**Task details**
Spot each line in the records below where the word "this" occurs, then copy it.

**Dataset rows**
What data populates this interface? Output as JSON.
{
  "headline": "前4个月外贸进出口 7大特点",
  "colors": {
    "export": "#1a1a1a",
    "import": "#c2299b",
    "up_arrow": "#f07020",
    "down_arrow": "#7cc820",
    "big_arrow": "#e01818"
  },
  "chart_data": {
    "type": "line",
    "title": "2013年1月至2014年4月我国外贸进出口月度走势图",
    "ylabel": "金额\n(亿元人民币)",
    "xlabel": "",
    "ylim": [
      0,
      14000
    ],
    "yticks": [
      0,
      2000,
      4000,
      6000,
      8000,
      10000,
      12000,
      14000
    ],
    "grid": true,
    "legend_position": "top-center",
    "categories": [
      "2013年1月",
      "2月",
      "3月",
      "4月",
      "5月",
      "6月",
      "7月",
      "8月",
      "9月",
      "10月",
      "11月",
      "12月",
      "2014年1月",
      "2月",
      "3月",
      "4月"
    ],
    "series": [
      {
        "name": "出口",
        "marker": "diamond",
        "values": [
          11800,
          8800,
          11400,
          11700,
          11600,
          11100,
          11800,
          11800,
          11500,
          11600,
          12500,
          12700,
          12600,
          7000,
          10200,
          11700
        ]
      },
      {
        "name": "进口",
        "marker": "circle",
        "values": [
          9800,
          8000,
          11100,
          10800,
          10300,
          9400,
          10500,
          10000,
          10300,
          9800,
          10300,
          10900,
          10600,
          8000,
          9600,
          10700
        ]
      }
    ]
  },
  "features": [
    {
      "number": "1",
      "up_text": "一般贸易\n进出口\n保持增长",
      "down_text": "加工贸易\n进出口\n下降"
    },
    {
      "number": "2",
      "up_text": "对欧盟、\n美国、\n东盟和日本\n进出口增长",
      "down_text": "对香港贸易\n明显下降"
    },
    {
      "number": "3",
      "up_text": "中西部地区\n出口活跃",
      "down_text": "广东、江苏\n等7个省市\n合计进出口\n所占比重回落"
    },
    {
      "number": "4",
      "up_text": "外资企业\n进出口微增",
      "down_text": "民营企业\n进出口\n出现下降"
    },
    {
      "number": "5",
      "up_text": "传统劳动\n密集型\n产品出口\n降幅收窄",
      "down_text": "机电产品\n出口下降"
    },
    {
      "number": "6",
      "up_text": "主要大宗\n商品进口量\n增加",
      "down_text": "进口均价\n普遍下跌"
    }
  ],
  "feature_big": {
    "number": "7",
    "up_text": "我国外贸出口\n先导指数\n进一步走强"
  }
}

==

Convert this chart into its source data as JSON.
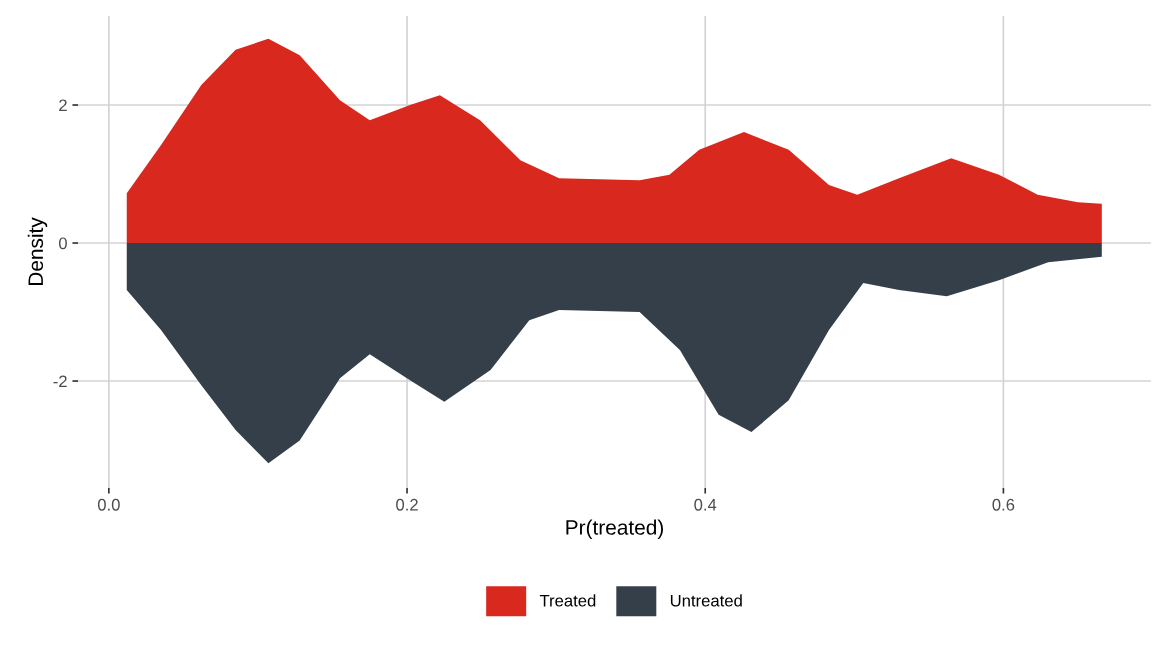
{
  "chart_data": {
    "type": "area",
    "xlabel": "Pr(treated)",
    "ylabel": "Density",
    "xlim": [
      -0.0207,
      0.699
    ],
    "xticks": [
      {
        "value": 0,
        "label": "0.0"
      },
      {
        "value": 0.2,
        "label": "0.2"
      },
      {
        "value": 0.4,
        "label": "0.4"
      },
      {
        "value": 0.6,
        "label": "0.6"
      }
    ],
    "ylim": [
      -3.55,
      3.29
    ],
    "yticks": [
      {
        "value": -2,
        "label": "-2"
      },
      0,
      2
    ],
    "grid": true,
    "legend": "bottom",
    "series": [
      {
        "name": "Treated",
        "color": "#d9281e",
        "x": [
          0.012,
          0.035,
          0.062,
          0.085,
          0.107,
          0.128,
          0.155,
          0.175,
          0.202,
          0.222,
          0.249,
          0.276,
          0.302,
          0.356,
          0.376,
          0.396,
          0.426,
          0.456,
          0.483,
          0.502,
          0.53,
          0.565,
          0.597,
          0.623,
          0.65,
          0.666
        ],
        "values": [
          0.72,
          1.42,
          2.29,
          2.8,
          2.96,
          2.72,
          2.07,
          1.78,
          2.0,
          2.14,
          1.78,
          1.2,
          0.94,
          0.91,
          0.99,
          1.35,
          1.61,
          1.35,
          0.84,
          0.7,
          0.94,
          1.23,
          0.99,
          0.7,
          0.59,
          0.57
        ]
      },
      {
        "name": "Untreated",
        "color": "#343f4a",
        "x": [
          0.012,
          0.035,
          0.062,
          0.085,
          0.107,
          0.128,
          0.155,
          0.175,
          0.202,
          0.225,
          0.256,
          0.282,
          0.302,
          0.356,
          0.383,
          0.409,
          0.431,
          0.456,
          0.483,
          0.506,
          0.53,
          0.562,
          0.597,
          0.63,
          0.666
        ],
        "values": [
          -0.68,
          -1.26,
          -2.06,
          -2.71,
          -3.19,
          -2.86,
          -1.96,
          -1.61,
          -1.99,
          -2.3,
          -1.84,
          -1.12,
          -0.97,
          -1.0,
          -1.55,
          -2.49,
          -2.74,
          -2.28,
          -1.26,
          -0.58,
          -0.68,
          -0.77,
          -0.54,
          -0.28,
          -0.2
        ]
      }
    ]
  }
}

**The result**
What data populates this interface? Output as JSON.
Convert this chart into its source data as JSON.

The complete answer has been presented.